» To do: Wherever the string "title" appears in the listing, copy that line.

####

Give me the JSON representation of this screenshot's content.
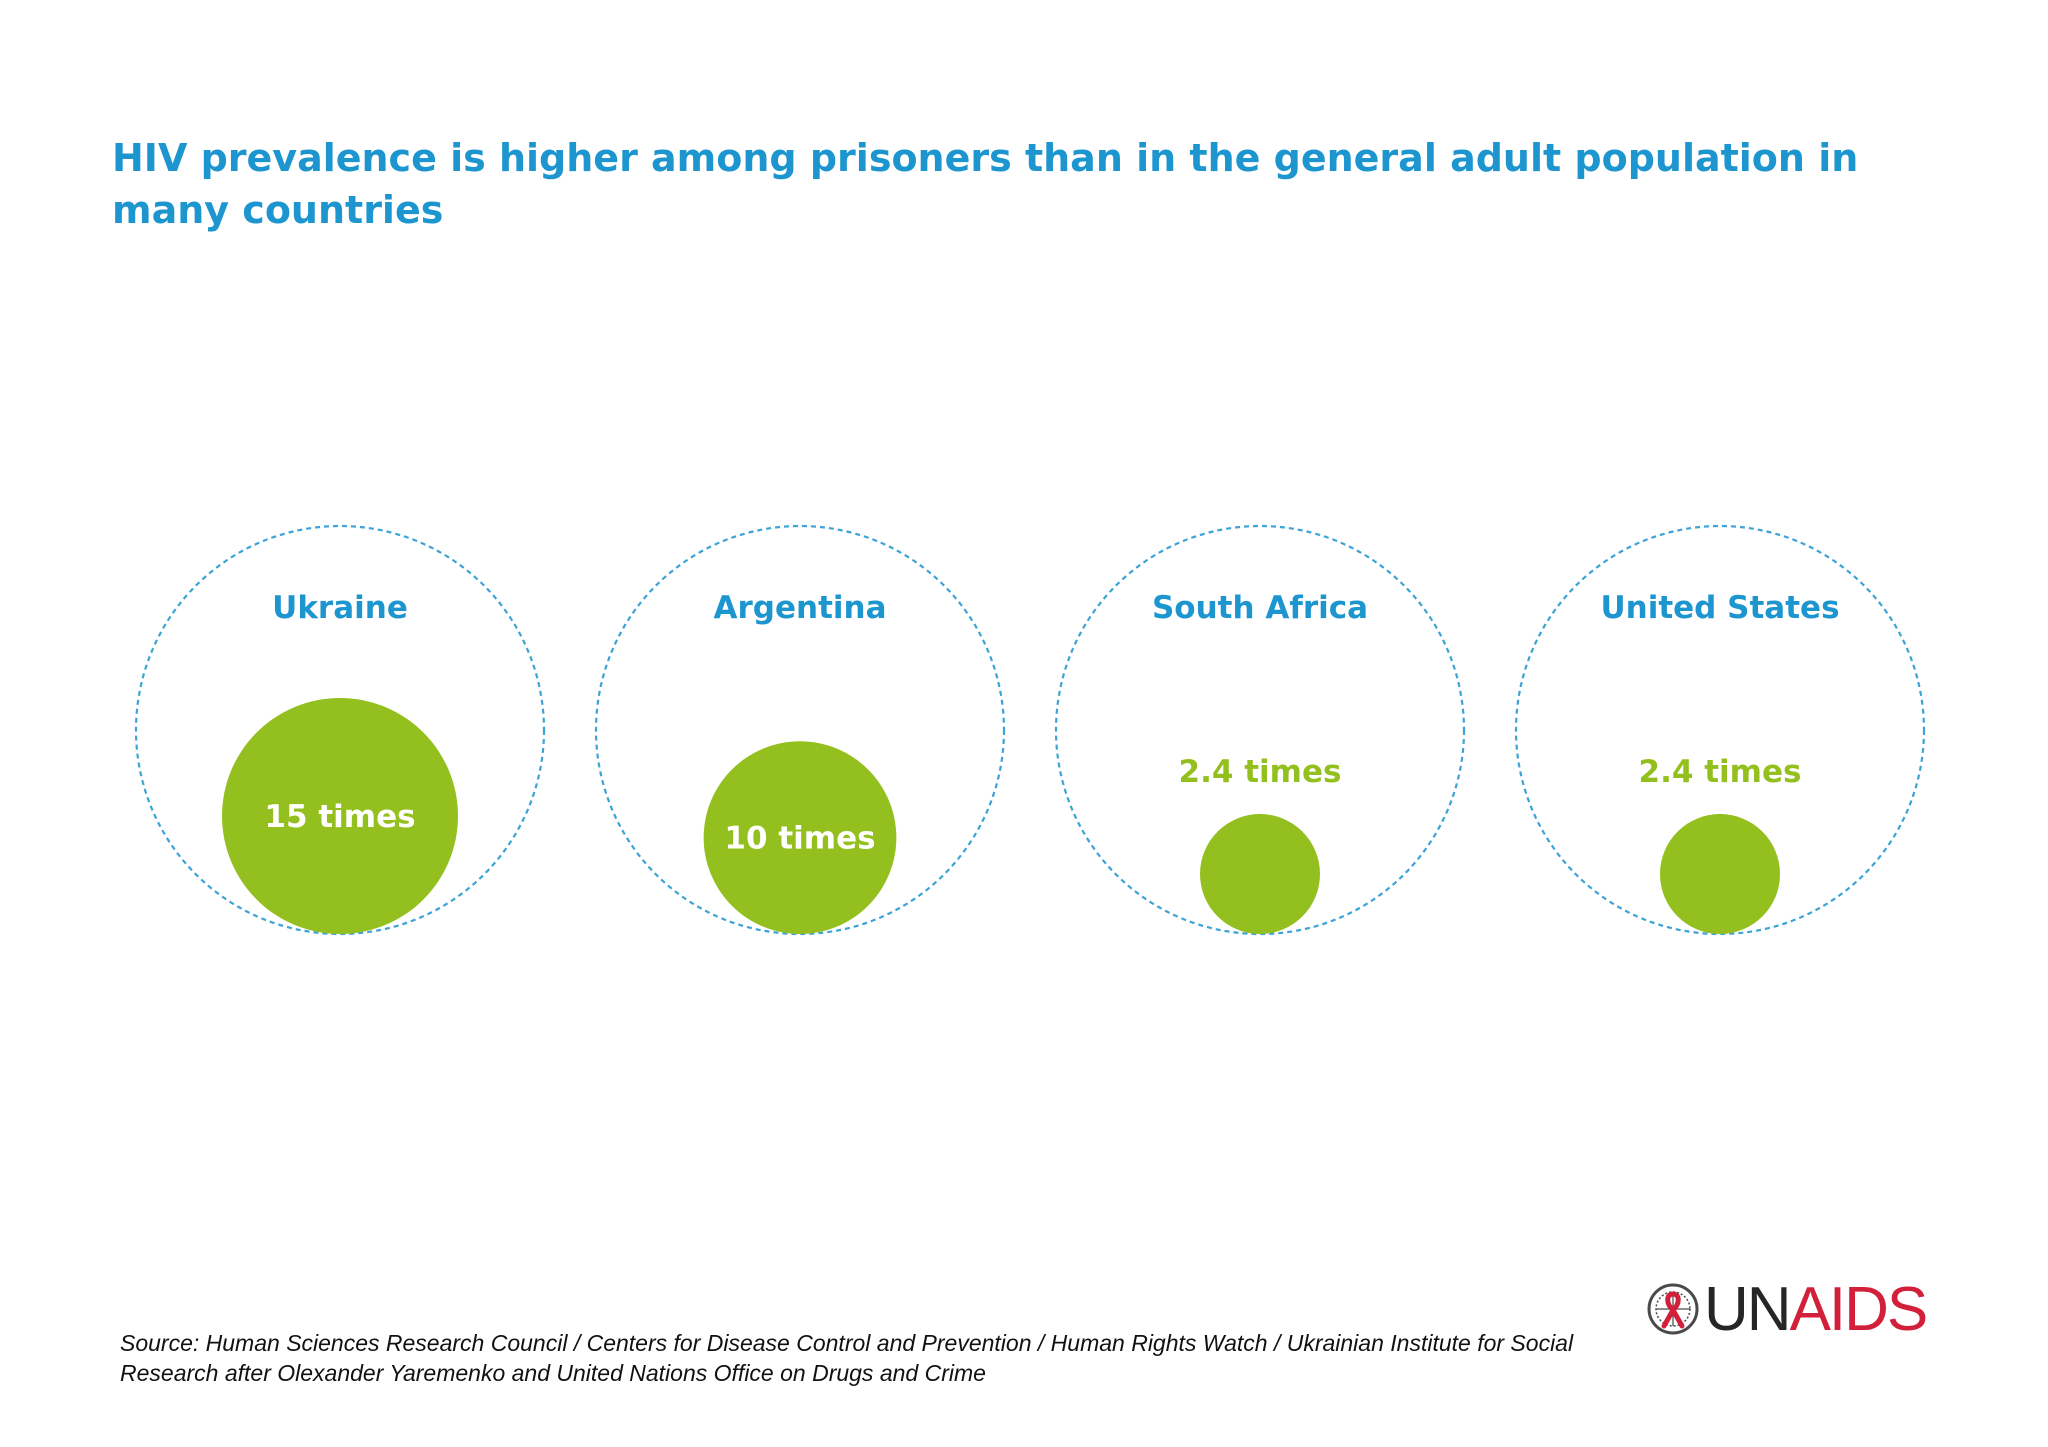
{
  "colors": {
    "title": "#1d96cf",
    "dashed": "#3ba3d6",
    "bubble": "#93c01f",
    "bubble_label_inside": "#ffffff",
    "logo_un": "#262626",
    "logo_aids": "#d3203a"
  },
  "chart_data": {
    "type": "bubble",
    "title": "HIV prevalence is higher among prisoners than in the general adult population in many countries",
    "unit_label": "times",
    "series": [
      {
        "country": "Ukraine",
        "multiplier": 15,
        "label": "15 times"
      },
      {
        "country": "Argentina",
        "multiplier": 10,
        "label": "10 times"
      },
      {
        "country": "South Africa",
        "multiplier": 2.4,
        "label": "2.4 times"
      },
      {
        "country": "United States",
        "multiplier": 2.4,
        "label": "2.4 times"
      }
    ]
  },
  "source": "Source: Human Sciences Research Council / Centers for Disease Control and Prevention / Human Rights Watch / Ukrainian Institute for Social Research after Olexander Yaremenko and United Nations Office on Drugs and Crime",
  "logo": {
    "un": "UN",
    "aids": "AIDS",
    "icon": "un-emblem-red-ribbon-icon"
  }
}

####

» Complete answer:
    "title": "#1d96cf",
    "title": "HIV prevalence is higher among prisoners than in the general adult population in many countries",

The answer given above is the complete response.